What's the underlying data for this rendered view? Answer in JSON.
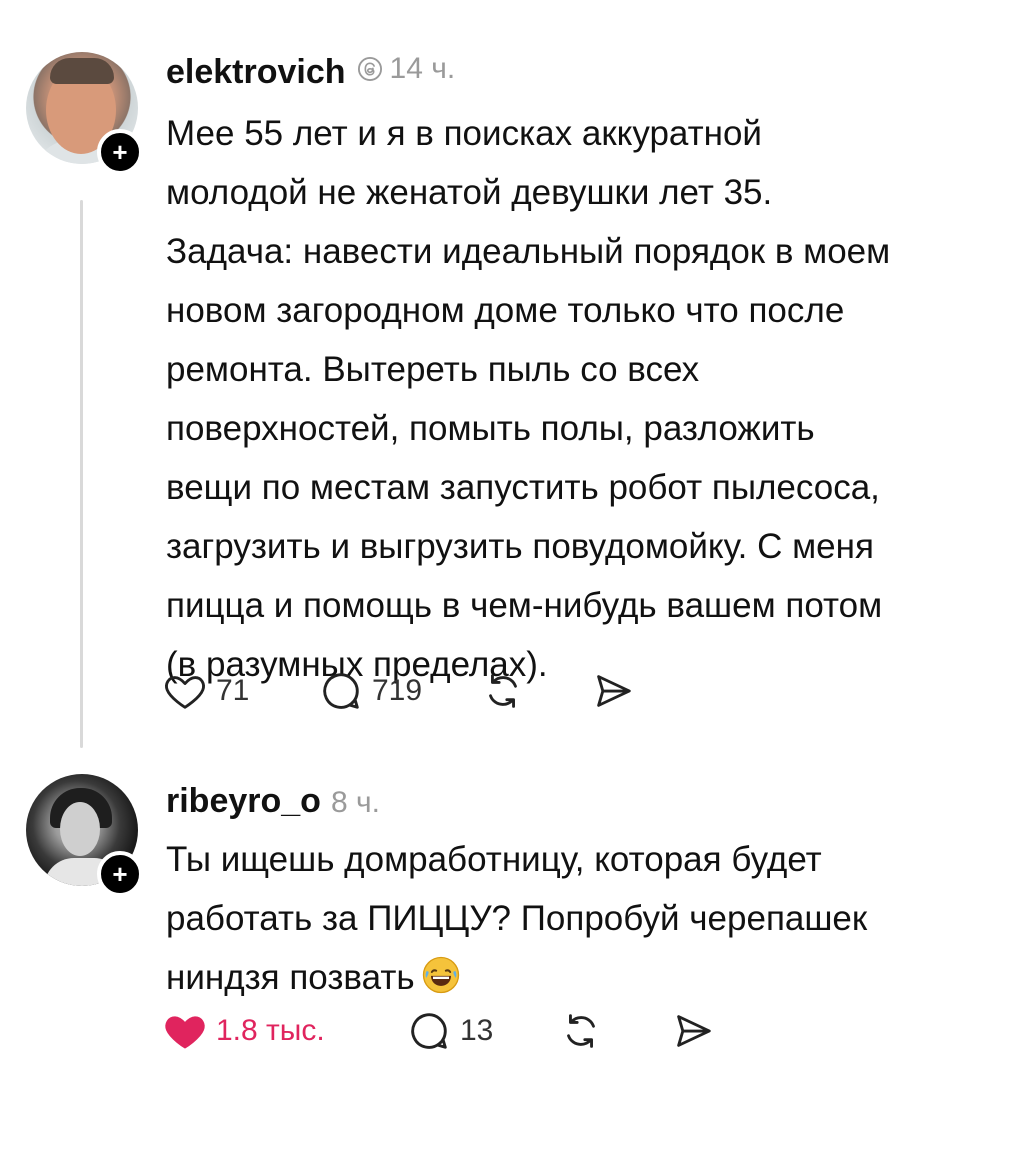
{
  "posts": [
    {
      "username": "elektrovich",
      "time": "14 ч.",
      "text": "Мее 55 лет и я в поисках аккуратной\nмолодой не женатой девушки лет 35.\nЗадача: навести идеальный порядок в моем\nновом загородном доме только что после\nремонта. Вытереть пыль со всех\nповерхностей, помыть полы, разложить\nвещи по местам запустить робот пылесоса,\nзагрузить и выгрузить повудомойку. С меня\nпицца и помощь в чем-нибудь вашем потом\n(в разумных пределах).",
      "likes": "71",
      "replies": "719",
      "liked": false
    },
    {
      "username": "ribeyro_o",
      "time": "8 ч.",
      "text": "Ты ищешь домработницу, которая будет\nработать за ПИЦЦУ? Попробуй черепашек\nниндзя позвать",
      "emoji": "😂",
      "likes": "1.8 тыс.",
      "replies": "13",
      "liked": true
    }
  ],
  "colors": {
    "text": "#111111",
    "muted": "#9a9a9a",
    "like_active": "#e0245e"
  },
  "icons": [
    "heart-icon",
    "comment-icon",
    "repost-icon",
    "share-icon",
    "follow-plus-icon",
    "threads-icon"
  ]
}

• • •

Aim of the task
Restate every record exactly, please; do not copy the pictures.

Solution
What's the underlying data for this rendered view? Answer in JSON.
{
  "posts": [
    {
      "username": "elektrovich",
      "time": "14 ч.",
      "text": "Мее 55 лет и я в поисках аккуратной\nмолодой не женатой девушки лет 35.\nЗадача: навести идеальный порядок в моем\nновом загородном доме только что после\nремонта. Вытереть пыль со всех\nповерхностей, помыть полы, разложить\nвещи по местам запустить робот пылесоса,\nзагрузить и выгрузить повудомойку. С меня\nпицца и помощь в чем-нибудь вашем потом\n(в разумных пределах).",
      "likes": "71",
      "replies": "719",
      "liked": false
    },
    {
      "username": "ribeyro_o",
      "time": "8 ч.",
      "text": "Ты ищешь домработницу, которая будет\nработать за ПИЦЦУ? Попробуй черепашек\nниндзя позвать",
      "emoji": "😂",
      "likes": "1.8 тыс.",
      "replies": "13",
      "liked": true
    }
  ],
  "colors": {
    "text": "#111111",
    "muted": "#9a9a9a",
    "like_active": "#e0245e"
  },
  "icons": [
    "heart-icon",
    "comment-icon",
    "repost-icon",
    "share-icon",
    "follow-plus-icon",
    "threads-icon"
  ]
}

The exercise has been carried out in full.